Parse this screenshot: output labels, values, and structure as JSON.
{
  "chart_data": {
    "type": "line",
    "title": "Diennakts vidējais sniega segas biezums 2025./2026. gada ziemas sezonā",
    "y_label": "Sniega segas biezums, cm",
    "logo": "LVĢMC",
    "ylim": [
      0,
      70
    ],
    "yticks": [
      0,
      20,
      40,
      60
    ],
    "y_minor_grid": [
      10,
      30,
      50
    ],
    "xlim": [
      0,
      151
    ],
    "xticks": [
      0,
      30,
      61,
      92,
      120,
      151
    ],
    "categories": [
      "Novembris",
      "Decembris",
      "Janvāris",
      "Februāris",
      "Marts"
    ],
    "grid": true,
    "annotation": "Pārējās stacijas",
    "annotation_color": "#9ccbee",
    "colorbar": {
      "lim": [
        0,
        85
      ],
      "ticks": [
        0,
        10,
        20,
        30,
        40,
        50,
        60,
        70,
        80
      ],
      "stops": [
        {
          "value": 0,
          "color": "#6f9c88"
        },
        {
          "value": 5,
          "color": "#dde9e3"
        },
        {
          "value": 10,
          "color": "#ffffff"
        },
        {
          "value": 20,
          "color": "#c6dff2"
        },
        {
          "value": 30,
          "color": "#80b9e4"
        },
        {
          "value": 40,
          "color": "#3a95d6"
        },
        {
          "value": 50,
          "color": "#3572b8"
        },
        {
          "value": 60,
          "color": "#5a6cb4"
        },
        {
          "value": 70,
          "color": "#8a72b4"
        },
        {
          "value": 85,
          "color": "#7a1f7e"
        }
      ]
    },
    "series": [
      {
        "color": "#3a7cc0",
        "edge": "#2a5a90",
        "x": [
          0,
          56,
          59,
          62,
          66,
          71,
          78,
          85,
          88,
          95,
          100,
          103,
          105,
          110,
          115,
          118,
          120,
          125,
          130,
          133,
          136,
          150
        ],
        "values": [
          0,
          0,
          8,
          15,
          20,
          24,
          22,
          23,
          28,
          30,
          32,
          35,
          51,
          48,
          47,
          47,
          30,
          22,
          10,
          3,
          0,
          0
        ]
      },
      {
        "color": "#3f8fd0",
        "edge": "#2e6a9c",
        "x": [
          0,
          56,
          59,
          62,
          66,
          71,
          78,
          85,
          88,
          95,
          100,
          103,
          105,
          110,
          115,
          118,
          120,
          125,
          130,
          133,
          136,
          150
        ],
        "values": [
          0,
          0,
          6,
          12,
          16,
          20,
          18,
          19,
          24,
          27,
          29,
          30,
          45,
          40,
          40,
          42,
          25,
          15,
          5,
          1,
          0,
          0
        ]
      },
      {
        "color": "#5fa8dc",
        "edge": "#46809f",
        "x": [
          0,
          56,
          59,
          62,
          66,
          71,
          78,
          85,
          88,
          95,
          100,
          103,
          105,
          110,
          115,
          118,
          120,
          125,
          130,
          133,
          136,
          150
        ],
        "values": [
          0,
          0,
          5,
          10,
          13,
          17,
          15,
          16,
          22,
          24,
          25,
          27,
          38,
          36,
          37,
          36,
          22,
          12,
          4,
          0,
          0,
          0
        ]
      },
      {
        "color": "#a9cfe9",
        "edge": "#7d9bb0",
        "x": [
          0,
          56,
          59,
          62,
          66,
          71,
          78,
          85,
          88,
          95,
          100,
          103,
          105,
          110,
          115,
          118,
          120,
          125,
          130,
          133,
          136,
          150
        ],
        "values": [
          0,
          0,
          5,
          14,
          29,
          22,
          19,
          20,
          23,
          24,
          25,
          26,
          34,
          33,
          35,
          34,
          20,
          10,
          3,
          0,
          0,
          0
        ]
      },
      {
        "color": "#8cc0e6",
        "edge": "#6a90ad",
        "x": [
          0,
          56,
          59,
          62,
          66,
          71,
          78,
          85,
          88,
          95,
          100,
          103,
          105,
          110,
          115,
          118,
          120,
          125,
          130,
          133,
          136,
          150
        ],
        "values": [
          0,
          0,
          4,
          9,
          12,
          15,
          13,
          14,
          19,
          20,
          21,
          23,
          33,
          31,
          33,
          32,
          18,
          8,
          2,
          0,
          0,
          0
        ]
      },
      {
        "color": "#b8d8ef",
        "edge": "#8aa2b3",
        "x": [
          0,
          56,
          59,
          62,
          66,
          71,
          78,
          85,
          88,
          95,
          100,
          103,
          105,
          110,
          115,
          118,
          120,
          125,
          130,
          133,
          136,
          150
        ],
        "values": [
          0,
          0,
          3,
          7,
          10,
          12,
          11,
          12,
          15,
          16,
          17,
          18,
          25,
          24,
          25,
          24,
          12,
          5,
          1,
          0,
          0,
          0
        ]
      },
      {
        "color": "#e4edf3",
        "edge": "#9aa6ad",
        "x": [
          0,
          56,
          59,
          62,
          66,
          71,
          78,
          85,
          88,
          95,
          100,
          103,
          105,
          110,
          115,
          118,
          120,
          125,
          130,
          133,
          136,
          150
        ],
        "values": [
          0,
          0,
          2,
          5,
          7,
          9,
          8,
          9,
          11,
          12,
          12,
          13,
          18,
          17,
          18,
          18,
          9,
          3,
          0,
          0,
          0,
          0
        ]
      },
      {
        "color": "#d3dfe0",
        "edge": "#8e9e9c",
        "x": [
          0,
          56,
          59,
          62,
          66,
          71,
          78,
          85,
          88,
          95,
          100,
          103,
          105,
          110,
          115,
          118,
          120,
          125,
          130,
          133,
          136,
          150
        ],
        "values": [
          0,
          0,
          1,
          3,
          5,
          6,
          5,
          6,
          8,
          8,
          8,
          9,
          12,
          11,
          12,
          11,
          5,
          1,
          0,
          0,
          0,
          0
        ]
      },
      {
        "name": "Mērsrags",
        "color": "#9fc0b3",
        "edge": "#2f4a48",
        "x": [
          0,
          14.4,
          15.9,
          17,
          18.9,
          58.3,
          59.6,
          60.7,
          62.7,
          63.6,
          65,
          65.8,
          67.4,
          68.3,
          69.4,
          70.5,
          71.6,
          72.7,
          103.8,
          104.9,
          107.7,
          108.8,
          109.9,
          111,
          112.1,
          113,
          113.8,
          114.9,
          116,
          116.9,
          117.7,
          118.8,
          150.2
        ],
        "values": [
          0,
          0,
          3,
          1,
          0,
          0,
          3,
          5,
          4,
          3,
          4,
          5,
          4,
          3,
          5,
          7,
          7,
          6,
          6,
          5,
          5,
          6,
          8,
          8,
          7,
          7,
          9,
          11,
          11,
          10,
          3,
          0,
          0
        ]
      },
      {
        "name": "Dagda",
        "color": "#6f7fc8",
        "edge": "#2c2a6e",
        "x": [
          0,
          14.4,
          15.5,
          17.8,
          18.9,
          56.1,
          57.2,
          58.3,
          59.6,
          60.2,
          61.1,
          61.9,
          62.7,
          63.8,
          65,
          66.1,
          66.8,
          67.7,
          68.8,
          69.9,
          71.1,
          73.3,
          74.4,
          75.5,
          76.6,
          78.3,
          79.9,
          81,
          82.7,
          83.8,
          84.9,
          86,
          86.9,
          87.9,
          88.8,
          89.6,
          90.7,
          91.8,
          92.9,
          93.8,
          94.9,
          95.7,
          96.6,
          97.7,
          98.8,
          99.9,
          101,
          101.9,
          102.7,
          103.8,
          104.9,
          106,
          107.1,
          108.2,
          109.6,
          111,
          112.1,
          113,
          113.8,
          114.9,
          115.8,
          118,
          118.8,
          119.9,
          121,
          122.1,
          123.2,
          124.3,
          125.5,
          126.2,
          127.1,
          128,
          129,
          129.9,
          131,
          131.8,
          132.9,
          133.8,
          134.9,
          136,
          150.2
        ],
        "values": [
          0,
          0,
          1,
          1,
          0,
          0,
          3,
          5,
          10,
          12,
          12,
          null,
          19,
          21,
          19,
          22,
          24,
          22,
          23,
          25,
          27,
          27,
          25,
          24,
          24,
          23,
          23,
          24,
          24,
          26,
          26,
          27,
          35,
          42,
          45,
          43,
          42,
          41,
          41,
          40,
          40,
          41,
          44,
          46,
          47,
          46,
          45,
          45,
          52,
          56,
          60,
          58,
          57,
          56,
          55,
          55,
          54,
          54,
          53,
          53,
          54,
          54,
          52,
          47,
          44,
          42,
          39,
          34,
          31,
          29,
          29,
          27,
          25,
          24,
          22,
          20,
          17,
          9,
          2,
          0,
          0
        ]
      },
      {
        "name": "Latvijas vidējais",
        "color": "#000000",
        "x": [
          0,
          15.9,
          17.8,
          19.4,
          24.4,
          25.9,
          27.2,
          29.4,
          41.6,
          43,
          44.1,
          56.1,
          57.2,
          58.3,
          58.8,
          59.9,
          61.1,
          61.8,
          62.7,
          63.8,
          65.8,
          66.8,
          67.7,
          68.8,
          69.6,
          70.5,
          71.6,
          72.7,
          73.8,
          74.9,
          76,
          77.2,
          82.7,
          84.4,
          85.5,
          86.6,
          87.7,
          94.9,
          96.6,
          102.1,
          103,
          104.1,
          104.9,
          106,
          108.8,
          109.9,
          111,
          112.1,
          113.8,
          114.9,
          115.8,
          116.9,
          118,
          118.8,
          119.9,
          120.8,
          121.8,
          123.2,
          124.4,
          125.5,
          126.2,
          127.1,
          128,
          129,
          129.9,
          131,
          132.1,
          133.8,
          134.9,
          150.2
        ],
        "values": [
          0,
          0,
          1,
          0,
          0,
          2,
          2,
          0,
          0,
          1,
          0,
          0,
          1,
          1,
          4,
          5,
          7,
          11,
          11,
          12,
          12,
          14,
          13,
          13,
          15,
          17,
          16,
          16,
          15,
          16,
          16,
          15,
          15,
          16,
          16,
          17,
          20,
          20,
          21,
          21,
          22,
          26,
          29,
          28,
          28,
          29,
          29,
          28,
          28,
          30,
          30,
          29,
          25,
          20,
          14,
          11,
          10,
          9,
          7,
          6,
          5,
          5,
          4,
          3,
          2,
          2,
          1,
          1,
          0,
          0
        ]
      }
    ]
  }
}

- - - - - - -

▶ Your goal
Go through the material line by line. Show each line that contains the string "segas".

▶ Written response
    "title": "Diennakts vidējais sniega segas biezums 2025./2026. gada ziemas sezonā",
    "y_label": "Sniega segas biezums, cm",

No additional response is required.